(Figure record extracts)

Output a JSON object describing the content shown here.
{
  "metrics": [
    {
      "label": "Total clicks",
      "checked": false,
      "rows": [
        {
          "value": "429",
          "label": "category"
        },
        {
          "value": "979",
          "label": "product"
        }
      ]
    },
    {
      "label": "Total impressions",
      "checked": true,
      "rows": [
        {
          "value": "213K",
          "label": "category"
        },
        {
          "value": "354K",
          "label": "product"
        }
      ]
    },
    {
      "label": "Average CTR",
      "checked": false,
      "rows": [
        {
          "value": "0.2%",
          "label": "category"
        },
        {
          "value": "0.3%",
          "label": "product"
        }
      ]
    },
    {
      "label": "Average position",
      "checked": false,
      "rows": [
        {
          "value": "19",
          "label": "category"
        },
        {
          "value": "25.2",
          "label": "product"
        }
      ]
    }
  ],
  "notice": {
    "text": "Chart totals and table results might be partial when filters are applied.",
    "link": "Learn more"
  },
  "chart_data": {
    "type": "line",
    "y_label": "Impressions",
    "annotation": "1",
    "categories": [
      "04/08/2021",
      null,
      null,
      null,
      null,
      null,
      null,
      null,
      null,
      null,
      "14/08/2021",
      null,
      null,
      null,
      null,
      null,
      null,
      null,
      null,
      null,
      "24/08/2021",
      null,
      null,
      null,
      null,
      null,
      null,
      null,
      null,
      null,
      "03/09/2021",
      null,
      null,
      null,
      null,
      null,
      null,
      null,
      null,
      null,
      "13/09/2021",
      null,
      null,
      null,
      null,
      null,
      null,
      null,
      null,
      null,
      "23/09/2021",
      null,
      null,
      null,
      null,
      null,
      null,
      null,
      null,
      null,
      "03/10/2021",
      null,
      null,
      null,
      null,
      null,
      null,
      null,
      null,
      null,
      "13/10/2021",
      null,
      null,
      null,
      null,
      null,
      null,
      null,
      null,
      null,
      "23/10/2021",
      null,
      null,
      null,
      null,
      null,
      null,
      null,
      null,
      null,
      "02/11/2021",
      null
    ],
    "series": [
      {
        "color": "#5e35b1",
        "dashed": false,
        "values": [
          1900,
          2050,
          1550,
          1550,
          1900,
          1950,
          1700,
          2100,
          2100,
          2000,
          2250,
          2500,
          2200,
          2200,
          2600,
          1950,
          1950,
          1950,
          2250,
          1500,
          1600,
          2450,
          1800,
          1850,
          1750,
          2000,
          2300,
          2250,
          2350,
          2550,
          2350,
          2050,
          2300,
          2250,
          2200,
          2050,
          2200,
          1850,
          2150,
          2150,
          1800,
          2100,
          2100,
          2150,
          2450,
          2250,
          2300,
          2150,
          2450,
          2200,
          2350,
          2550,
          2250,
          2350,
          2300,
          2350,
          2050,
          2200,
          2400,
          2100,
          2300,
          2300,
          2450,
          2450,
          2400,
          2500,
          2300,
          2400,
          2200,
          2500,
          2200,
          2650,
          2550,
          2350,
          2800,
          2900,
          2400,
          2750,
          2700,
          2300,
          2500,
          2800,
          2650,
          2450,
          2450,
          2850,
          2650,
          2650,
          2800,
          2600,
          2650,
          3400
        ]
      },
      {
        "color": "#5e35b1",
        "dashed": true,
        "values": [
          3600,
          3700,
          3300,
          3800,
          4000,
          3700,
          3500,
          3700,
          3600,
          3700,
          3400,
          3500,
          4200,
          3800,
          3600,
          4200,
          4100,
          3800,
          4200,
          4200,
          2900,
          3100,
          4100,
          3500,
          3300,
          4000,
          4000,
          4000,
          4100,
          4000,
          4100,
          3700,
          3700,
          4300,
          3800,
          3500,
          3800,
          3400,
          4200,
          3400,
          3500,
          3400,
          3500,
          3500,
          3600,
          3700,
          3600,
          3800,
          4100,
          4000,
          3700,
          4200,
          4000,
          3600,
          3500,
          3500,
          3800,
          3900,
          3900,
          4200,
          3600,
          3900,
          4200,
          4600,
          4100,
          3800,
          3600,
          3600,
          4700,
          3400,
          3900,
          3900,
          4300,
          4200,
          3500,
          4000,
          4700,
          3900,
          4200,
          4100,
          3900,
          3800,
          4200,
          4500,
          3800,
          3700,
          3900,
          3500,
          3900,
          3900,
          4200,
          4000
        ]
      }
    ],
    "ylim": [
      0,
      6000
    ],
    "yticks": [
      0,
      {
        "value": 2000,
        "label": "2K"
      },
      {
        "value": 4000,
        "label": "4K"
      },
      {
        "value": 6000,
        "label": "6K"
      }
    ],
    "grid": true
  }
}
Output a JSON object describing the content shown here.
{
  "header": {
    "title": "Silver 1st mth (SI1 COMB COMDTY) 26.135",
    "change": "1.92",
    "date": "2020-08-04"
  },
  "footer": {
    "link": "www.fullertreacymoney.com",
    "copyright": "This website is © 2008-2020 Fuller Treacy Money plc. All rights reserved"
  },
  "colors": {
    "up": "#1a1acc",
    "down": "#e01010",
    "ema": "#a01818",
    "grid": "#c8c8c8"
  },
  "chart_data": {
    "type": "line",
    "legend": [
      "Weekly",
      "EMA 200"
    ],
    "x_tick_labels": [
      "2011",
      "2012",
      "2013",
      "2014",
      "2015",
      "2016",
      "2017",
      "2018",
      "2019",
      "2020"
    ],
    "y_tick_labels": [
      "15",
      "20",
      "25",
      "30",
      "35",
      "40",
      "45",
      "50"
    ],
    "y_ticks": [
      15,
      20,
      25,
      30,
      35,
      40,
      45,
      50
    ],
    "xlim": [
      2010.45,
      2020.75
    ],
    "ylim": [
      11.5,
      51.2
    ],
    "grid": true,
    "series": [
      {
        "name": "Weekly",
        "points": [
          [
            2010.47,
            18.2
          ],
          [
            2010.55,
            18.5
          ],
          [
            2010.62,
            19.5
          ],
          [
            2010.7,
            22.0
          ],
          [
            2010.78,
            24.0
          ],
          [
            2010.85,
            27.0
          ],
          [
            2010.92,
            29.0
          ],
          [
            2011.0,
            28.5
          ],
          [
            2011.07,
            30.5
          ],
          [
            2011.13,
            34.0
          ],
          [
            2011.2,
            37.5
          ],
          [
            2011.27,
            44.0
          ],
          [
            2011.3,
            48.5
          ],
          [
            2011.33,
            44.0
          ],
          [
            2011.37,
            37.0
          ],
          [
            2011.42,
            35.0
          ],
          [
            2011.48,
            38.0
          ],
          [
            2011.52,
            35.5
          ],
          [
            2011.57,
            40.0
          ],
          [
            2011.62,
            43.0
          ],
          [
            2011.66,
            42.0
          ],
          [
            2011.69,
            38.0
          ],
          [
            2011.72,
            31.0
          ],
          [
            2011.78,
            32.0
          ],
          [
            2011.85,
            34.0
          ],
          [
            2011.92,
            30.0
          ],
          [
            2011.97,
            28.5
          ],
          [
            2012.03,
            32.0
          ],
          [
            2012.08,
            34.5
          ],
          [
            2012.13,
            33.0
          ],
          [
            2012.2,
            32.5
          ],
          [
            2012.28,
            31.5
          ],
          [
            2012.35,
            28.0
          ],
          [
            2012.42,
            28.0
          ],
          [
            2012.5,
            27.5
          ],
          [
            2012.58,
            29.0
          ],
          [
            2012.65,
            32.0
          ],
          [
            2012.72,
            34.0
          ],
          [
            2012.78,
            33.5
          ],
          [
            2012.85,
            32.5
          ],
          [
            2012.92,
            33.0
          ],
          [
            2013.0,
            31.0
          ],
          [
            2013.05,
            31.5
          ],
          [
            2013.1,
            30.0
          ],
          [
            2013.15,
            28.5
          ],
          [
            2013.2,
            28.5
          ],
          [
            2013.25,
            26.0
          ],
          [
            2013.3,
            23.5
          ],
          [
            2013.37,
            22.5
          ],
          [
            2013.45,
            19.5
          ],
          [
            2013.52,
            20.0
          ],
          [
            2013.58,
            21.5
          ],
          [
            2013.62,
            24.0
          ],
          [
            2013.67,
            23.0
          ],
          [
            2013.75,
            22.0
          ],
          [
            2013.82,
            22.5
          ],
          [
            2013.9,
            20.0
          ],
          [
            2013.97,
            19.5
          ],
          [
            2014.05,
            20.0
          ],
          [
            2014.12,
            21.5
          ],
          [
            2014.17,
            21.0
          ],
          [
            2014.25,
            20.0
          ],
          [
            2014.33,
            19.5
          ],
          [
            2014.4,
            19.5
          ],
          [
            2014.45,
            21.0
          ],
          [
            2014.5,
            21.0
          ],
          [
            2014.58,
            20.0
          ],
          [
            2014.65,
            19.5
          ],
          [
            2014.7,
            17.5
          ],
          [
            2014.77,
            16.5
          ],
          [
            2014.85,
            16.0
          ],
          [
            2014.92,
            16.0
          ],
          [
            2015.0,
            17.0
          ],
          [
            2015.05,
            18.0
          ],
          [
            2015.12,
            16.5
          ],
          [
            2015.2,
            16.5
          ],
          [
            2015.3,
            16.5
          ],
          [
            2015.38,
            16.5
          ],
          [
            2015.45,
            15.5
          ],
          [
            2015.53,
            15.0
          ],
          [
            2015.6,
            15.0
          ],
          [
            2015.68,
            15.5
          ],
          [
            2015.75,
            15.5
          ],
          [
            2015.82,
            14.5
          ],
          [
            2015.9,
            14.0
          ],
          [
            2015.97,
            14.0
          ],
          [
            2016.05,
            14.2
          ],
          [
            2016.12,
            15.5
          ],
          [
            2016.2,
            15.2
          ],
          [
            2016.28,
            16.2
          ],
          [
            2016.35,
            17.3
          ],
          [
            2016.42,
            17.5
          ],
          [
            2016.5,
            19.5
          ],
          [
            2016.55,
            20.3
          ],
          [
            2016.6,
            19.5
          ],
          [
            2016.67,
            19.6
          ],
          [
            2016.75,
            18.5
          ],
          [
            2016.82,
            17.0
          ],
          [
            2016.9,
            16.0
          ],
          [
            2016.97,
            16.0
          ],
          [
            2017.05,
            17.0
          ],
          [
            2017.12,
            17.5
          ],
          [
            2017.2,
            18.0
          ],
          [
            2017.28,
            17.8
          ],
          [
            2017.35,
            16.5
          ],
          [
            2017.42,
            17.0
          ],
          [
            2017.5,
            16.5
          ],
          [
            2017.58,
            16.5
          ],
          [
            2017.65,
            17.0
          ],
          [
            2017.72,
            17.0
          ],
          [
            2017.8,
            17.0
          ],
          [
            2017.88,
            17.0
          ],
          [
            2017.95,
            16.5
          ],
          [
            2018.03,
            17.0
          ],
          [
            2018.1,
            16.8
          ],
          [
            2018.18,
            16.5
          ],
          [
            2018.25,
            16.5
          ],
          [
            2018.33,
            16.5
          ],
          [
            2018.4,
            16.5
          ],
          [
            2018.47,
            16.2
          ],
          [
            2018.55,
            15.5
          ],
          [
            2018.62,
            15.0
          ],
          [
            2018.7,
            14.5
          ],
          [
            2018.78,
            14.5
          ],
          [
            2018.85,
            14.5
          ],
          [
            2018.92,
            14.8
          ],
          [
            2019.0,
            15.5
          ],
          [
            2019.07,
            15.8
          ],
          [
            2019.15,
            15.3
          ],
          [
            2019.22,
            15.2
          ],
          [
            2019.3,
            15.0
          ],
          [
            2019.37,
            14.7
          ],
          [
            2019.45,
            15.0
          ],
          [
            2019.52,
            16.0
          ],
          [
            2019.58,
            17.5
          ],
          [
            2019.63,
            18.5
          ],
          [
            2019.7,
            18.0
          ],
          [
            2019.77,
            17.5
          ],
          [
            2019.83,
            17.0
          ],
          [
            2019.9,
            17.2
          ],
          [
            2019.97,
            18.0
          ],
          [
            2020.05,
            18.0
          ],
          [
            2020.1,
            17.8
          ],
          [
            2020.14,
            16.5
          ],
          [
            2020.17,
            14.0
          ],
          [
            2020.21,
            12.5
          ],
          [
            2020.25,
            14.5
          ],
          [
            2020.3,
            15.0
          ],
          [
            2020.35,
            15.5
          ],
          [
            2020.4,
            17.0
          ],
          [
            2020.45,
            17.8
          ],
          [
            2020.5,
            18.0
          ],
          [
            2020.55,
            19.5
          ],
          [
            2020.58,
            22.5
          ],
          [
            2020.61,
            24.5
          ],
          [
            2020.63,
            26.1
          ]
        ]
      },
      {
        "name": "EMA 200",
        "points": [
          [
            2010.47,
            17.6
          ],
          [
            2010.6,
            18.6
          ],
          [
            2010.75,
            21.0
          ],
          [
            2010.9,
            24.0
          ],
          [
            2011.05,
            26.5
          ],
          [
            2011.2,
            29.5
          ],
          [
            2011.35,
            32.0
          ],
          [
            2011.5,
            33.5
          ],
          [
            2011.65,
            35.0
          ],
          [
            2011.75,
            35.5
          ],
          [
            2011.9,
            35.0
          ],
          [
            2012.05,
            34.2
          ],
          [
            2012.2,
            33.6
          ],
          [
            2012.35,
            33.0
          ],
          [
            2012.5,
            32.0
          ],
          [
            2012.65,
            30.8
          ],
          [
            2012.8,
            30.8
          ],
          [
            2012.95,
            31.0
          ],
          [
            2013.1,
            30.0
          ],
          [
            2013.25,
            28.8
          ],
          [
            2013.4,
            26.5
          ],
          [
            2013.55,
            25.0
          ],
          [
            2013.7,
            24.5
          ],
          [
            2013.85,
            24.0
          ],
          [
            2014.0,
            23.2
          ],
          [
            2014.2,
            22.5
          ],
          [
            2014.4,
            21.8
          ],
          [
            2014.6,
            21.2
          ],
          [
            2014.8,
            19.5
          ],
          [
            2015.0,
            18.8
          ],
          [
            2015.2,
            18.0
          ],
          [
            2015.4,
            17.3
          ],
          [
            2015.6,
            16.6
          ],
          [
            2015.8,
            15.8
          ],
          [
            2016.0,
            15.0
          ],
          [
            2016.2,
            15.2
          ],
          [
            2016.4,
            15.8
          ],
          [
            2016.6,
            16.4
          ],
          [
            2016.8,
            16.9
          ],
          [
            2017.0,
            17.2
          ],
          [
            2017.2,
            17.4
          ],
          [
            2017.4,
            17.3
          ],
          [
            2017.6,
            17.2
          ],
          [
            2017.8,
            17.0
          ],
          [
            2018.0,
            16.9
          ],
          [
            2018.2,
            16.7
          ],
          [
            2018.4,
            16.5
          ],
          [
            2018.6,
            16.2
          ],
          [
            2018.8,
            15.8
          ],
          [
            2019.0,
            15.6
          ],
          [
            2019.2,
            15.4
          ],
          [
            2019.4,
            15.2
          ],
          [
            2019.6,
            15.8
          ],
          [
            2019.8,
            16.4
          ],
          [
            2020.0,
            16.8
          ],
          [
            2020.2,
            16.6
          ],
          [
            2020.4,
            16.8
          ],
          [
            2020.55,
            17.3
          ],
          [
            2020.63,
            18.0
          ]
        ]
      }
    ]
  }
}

#### [Work to complete]
How many of the lines above include the string "true"? Answer with the number only.

#### [Written response]
4